Return the number of lines that include the string "Quasimodo", without any other text.

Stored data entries
------------------------------
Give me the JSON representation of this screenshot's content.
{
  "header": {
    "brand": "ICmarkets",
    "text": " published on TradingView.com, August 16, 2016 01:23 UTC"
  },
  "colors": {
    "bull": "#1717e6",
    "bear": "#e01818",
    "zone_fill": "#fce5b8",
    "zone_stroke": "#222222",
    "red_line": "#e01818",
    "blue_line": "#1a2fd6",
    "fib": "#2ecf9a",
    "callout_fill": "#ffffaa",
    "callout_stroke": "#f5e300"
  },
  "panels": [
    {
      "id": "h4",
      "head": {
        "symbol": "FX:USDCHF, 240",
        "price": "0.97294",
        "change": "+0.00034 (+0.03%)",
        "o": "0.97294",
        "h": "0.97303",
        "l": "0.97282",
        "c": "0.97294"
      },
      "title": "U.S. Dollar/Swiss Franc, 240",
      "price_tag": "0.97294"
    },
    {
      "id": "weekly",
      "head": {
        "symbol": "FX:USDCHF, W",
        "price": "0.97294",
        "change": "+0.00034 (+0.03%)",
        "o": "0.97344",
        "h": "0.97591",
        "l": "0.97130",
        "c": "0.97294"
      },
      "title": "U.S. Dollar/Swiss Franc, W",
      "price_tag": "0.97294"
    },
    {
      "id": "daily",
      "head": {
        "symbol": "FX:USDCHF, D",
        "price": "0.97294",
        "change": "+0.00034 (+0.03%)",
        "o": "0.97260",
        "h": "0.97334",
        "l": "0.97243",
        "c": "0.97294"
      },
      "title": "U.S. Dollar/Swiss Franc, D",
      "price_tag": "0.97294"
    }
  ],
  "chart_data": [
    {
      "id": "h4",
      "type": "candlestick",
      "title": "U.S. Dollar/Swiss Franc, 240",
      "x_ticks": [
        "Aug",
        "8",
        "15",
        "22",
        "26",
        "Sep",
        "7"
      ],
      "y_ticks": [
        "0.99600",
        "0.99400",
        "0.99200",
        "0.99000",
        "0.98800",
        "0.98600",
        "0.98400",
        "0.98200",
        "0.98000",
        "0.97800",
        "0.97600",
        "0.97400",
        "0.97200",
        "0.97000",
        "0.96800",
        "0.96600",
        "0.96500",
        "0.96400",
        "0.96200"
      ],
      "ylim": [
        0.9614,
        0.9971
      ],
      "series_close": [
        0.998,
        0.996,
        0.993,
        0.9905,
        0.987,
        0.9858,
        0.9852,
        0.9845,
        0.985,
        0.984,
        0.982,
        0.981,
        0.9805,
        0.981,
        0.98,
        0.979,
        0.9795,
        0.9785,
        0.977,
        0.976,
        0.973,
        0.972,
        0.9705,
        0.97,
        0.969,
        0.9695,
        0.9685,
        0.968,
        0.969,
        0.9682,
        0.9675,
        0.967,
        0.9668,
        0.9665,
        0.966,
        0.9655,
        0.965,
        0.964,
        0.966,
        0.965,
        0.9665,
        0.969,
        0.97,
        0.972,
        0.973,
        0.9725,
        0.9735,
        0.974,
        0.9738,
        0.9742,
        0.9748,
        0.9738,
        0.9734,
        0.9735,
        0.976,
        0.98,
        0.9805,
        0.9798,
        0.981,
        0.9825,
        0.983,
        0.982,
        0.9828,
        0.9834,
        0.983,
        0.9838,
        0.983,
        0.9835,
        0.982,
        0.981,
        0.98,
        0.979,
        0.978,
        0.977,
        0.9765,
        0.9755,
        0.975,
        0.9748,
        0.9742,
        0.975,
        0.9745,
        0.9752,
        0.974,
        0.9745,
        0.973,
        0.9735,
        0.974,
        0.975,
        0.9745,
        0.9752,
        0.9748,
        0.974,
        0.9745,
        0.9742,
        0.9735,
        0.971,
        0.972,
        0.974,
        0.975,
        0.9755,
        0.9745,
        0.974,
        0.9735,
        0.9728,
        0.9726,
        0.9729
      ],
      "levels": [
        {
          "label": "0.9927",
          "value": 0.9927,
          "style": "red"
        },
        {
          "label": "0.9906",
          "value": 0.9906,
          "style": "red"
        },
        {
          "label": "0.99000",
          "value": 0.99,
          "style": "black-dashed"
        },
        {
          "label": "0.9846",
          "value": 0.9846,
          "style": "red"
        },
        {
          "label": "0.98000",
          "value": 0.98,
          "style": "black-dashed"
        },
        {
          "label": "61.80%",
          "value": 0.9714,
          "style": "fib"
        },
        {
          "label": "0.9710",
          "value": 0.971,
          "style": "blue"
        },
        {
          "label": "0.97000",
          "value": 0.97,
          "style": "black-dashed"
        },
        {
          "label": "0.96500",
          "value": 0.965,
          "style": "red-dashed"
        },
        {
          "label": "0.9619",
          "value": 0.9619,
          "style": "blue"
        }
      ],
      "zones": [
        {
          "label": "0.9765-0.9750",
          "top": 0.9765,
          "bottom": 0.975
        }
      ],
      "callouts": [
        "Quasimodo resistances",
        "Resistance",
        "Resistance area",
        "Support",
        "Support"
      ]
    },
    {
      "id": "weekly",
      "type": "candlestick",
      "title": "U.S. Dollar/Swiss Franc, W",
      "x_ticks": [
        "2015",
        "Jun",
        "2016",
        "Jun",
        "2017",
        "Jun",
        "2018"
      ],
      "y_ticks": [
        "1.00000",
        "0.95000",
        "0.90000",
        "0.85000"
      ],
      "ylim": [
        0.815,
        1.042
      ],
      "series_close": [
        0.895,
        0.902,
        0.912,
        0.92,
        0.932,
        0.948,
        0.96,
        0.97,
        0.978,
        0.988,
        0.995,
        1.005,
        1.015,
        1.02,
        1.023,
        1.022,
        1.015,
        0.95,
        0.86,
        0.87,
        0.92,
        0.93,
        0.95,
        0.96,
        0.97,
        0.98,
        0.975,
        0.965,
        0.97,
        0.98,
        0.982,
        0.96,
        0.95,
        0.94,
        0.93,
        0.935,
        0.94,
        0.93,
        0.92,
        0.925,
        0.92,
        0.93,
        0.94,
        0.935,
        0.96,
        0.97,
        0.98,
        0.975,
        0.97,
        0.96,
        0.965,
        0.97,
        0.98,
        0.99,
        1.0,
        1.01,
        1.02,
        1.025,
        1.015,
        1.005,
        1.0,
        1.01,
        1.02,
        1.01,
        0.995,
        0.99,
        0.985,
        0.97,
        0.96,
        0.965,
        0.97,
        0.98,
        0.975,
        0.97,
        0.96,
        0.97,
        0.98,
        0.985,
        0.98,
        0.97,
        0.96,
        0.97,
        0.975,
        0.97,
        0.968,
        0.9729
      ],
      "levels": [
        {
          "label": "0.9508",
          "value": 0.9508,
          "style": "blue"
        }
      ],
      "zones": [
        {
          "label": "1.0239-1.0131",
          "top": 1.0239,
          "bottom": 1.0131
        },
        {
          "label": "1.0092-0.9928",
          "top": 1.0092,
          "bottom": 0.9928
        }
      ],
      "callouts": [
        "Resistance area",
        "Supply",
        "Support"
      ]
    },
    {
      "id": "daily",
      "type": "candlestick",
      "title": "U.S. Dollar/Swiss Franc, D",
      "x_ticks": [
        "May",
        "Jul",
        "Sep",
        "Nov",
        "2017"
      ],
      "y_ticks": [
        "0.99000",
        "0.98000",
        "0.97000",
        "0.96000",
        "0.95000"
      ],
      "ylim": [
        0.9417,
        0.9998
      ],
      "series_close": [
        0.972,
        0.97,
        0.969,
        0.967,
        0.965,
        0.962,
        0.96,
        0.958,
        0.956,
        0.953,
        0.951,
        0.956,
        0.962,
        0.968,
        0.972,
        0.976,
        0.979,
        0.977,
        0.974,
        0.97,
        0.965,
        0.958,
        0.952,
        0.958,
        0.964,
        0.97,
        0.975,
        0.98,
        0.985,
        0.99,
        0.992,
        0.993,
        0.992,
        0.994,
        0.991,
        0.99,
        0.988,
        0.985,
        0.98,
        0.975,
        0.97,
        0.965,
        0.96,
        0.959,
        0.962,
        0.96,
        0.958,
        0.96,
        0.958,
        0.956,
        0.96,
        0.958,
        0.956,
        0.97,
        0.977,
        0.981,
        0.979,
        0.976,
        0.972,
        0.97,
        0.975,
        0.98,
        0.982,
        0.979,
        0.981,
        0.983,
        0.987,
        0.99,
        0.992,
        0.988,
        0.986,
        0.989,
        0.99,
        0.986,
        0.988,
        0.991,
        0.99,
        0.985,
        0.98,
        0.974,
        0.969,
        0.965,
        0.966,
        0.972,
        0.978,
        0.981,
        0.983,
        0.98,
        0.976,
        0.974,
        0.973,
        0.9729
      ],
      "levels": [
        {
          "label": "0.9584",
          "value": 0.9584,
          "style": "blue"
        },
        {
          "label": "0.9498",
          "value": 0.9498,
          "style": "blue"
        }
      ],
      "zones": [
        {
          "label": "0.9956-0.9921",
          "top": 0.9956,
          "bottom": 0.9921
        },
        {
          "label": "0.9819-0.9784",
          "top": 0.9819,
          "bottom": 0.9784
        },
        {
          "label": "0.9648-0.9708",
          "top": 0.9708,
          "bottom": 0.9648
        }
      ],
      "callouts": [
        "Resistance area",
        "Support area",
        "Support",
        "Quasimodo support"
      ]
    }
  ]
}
------------------------------
### TASK OUTPUT
2